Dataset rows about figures
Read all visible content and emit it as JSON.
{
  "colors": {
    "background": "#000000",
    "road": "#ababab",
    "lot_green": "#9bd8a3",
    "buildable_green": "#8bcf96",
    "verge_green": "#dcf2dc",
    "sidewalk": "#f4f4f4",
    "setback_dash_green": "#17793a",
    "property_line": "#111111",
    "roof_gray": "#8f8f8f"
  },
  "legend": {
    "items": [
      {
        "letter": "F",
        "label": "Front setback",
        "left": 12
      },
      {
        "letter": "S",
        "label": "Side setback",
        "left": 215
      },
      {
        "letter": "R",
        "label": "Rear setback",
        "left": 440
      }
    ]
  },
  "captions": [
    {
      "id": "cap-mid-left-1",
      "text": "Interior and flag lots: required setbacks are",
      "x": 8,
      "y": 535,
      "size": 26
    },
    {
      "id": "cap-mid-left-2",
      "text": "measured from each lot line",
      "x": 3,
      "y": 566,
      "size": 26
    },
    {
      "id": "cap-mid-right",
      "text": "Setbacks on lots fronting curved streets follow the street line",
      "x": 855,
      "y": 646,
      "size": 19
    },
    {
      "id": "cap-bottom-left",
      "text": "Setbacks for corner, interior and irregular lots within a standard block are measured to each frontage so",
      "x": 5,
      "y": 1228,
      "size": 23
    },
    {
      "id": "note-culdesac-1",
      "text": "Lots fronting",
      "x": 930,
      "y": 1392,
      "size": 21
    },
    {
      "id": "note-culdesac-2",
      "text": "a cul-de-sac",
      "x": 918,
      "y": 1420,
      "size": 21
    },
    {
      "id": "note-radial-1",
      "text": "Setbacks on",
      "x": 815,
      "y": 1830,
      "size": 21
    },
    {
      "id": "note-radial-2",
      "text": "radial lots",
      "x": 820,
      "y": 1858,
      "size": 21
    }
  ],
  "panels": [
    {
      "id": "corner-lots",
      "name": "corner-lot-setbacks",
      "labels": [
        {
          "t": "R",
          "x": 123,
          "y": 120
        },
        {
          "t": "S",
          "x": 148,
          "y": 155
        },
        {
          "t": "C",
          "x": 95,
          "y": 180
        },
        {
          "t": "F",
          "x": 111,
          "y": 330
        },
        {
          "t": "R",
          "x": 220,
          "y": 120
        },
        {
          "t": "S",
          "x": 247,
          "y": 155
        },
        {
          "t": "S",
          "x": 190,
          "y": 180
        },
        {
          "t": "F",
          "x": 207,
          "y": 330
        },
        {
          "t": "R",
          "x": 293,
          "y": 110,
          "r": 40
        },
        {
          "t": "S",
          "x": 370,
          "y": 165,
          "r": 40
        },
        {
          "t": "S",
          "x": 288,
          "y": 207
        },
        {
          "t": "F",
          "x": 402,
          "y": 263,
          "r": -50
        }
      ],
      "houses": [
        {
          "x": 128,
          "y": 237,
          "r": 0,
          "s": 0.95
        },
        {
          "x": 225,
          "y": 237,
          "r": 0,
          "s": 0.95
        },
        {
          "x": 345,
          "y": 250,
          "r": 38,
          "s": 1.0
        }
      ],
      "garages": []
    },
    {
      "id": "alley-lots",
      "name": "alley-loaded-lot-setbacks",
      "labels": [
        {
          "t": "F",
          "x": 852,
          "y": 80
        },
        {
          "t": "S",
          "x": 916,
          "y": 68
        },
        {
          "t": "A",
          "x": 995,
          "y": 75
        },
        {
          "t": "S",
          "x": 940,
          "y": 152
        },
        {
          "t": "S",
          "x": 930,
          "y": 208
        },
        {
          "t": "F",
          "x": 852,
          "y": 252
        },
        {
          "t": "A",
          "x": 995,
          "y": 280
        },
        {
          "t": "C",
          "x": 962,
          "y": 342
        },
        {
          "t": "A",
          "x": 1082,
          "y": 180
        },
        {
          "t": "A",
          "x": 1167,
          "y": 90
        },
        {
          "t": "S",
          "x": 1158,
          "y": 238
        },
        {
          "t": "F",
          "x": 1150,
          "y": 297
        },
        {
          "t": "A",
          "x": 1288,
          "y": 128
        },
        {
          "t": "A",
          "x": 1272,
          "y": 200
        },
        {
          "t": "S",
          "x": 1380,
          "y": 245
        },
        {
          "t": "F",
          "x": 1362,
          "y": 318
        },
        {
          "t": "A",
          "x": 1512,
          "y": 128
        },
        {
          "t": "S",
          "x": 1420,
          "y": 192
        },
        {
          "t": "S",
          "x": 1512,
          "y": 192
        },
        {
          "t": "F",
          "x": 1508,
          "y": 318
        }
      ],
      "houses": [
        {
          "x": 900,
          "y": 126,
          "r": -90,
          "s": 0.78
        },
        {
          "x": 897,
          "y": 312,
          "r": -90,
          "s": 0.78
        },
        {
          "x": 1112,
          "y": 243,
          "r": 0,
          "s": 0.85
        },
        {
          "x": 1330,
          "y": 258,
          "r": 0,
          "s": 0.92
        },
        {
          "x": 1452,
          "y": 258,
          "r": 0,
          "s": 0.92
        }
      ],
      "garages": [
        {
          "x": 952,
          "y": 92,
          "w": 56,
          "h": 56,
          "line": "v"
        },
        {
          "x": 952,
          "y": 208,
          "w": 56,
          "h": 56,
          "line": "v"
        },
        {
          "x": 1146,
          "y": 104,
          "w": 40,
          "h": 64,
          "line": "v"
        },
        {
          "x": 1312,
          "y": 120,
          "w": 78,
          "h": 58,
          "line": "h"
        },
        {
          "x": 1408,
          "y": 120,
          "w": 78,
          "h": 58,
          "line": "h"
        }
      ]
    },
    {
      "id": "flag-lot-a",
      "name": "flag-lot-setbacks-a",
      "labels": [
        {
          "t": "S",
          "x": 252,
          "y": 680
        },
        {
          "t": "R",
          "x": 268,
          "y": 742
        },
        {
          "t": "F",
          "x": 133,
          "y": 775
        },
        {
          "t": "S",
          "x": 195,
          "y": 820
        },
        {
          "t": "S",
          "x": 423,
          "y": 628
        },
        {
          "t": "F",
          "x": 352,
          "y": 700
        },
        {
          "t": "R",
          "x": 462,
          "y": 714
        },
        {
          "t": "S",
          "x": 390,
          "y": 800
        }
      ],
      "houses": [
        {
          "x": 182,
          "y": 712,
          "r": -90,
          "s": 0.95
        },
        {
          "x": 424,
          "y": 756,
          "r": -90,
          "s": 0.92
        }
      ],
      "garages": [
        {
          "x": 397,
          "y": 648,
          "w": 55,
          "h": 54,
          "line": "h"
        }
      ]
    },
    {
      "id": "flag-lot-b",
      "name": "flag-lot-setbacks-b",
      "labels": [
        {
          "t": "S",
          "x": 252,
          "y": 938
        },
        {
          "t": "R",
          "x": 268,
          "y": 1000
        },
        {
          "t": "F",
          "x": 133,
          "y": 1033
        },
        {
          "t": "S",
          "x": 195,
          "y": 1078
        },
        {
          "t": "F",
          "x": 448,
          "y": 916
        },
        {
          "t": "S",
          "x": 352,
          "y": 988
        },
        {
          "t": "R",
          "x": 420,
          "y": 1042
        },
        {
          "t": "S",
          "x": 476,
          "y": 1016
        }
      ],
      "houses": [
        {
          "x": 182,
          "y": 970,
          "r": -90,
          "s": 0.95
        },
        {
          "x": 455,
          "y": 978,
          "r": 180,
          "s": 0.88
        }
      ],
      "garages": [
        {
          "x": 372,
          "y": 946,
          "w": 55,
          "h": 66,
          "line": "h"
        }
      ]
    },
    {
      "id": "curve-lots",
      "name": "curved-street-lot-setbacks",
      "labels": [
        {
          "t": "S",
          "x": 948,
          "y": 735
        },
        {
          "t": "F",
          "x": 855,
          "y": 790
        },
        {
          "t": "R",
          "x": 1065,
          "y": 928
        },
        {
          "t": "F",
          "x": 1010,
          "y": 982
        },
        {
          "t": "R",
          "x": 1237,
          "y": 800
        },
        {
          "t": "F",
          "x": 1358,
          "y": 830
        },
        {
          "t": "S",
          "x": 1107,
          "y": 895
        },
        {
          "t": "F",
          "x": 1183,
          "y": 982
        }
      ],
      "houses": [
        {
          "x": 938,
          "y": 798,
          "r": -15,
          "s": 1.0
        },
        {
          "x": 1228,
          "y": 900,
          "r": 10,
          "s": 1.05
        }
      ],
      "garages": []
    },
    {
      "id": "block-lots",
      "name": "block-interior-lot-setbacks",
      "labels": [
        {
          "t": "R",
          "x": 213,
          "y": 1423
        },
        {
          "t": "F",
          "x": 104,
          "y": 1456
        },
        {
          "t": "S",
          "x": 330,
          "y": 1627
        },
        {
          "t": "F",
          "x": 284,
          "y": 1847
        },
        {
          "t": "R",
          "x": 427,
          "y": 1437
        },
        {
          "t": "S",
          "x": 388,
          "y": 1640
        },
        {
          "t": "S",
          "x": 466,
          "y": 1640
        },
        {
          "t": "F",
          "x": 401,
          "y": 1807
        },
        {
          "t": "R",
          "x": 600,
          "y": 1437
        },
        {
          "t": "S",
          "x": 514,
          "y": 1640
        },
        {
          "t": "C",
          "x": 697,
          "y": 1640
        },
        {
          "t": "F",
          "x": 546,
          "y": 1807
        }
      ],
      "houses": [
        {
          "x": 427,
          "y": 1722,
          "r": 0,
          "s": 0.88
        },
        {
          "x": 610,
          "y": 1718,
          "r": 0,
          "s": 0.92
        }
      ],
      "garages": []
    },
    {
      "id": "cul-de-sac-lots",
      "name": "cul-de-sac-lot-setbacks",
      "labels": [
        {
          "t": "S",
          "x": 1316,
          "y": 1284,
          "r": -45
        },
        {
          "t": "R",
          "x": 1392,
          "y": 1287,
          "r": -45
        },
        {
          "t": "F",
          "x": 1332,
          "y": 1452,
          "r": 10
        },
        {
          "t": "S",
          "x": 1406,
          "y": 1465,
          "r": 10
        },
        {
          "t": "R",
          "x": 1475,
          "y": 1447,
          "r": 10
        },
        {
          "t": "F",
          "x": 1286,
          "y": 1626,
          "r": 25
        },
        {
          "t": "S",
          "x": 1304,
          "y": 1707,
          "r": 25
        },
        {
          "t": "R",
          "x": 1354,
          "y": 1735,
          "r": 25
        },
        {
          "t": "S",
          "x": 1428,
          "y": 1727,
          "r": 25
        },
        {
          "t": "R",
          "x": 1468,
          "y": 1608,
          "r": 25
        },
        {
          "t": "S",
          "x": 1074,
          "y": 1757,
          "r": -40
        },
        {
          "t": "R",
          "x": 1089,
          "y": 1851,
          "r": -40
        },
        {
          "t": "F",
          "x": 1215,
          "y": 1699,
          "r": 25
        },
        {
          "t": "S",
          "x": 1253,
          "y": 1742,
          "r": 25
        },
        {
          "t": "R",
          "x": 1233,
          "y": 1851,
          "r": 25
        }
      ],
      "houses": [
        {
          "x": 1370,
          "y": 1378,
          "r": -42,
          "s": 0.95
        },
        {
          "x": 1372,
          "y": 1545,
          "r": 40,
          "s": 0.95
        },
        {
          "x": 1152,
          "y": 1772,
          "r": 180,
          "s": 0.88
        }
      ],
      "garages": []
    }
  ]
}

• THE TASK:
Your answer should be a single number: the count of lines in the material above that contain "street".

• THE ANSWER:
2